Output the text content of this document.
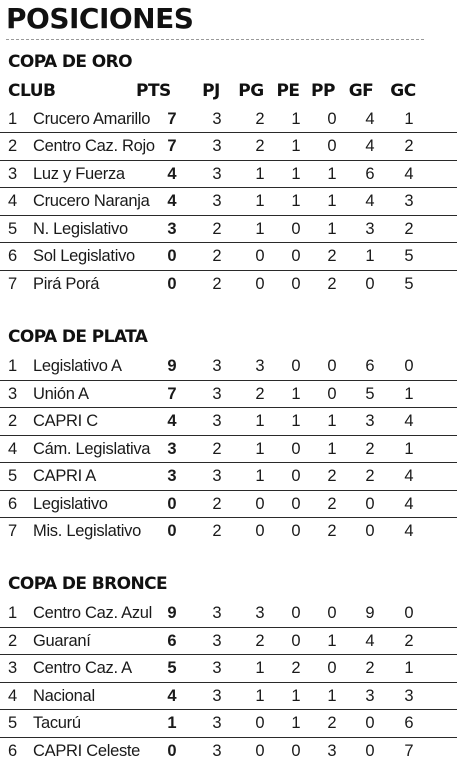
POSICIONES
COPA DE ORO
CLUB	PTS	PJ	PG PE PP GF	GC
1 Crucero Amarillo	7	3	2	1	0	4	1
2 Centro Caz. Rojo 7	3	2	1	0	4	2
3 Luz y Fuerza	4	3	1	1	1	6	4
4 Crucero Naranja	4	3	1	1	1	4	3
5 N. Legislativo	3	2	1	0	1	3	2
6 Sol Legislativo	0	2	0	0	2	1	5
7 Pirá Porá	0	2	0	0	2	0	5
COPA DE PLATA
1 Legislativo A	9	3	3	0	0	6	0
3 Unión A	7	3	2	1	0	5	1
2 CAPRI C	4	3	1	1	1	3	4
4 Cám. Legislativa	3	2	1	0	1	2	1
5 CAPRI A	3	3	1	0	2	2	4
6 Legislativo	0	2	0	0	2	0	4
7 Mis. Legislativo	0	2	0	0	2	0	4
COPA DE BRONCE
1 Centro Caz. Azul 9	3	3	0	0	9	0
2 Guaraní	6	3	2	0	1	4	2
3 Centro Caz. A	5	3	1	2	0	2	1
4 Nacional	4	3	1	1	1	3	3
5 Tacurú	1	3	0	1	2	0	6
6 CAPRI Celeste	0	3	0	0	3	0	7
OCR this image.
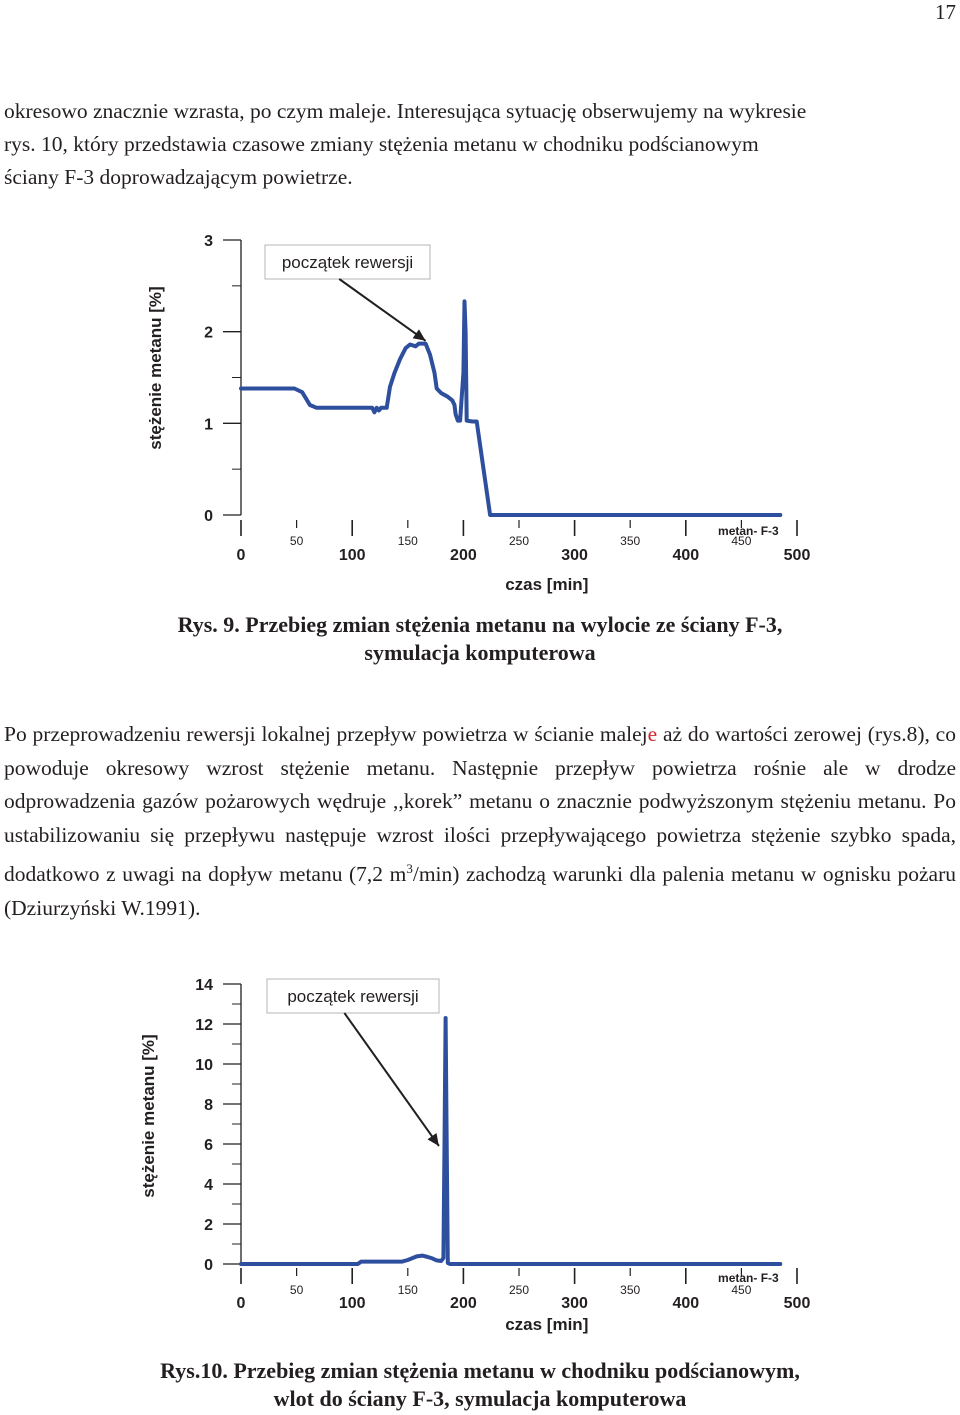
17
okresowo znacznie wzrasta, po czym maleje. Interesująca sytuację obserwujemy na wykresie
rys. 10, który przedstawia czasowe zmiany stężenia metanu w chodniku podścianowym
ściany F-3 doprowadzającym powietrze.
0
1
2
3
stężenie metanu [%]
0	100	200	300	400	500
50	150	250	350	450
czas [min]
metan- F-3
początek rewersji
Rys. 9. Przebieg zmian stężenia metanu na wylocie ze ściany F-3,
symulacja komputerowa

Po przeprowadzeniu rewersji lokalnej przepływ powietrza w ścianie maleje aż do wartości zerowej (rys.8), co powoduje okresowy wzrost stężenie metanu. Następnie przepływ powietrza rośnie ale w drodze odprowadzenia gazów pożarowych wędruje ,,korek” metanu o znacznie podwyższonym stężeniu metanu. Po ustabilizowaniu się przepływu następuje wzrost ilości przepływającego powietrza stężenie szybko spada, dodatkowo z uwagi na dopływ metanu (7,2 $m^3/\min$) zachodzą warunki dla palenia metanu w ognisku pożaru (Dziurzyński W.1991).

0
2
4
6
8
10
12
14
stężenie metanu [%]
0	100	200	300	400	500
50	150	250	350	450
czas [min]
metan- F-3
początek rewersji
Rys.10. Przebieg zmian stężenia metanu w chodniku podścianowym,
wlot do ściany F-3, symulacja komputerowa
◆ ◆ ◆ ◆ ◆ ◆ ◆
Work to be completed:
Pictures in the records above should not be copied. Repeat everything else exactly.

Solution to this task:
Output the text content of this document.
POSICIONES
COPA DE ORO
CLUB	PTS	PJ	PG PE PP GF	GC
1 Crucero Amarillo	7	3	2	1	0	4	1
2 Centro Caz. Rojo 7	3	2	1	0	4	2
3 Luz y Fuerza	4	3	1	1	1	6	4
4 Crucero Naranja	4	3	1	1	1	4	3
5 N. Legislativo	3	2	1	0	1	3	2
6 Sol Legislativo	0	2	0	0	2	1	5
7 Pirá Porá	0	2	0	0	2	0	5
COPA DE PLATA
1 Legislativo A	9	3	3	0	0	6	0
3 Unión A	7	3	2	1	0	5	1
2 CAPRI C	4	3	1	1	1	3	4
4 Cám. Legislativa	3	2	1	0	1	2	1
5 CAPRI A	3	3	1	0	2	2	4
6 Legislativo	0	2	0	0	2	0	4
7 Mis. Legislativo	0	2	0	0	2	0	4
COPA DE BRONCE
1 Centro Caz. Azul 9	3	3	0	0	9	0
2 Guaraní	6	3	2	0	1	4	2
3 Centro Caz. A	5	3	1	2	0	2	1
4 Nacional	4	3	1	1	1	3	3
5 Tacurú	1	3	0	1	2	0	6
6 CAPRI Celeste	0	3	0	0	3	0	7
OCR this image.
17
okresowo znacznie wzrasta, po czym maleje. Interesująca sytuację obserwujemy na wykresie
rys. 10, który przedstawia czasowe zmiany stężenia metanu w chodniku podścianowym
ściany F-3 doprowadzającym powietrze.
0
1
2
3
stężenie metanu [%]
0	100	200	300	400	500
50	150	250	350	450
czas [min]
metan- F-3
początek rewersji
Rys. 9. Przebieg zmian stężenia metanu na wylocie ze ściany F-3,
symulacja komputerowa

Po przeprowadzeniu rewersji lokalnej przepływ powietrza w ścianie maleje aż do wartości zerowej (rys.8), co powoduje okresowy wzrost stężenie metanu. Następnie przepływ powietrza rośnie ale w drodze odprowadzenia gazów pożarowych wędruje ,,korek” metanu o znacznie podwyższonym stężeniu metanu. Po ustabilizowaniu się przepływu następuje wzrost ilości przepływającego powietrza stężenie szybko spada, dodatkowo z uwagi na dopływ metanu (7,2 $m^3/\min$) zachodzą warunki dla palenia metanu w ognisku pożaru (Dziurzyński W.1991).

0
2
4
6
8
10
12
14
stężenie metanu [%]
0	100	200	300	400	500
50	150	250	350	450
czas [min]
metan- F-3
początek rewersji
Rys.10. Przebieg zmian stężenia metanu w chodniku podścianowym,
wlot do ściany F-3, symulacja komputerowa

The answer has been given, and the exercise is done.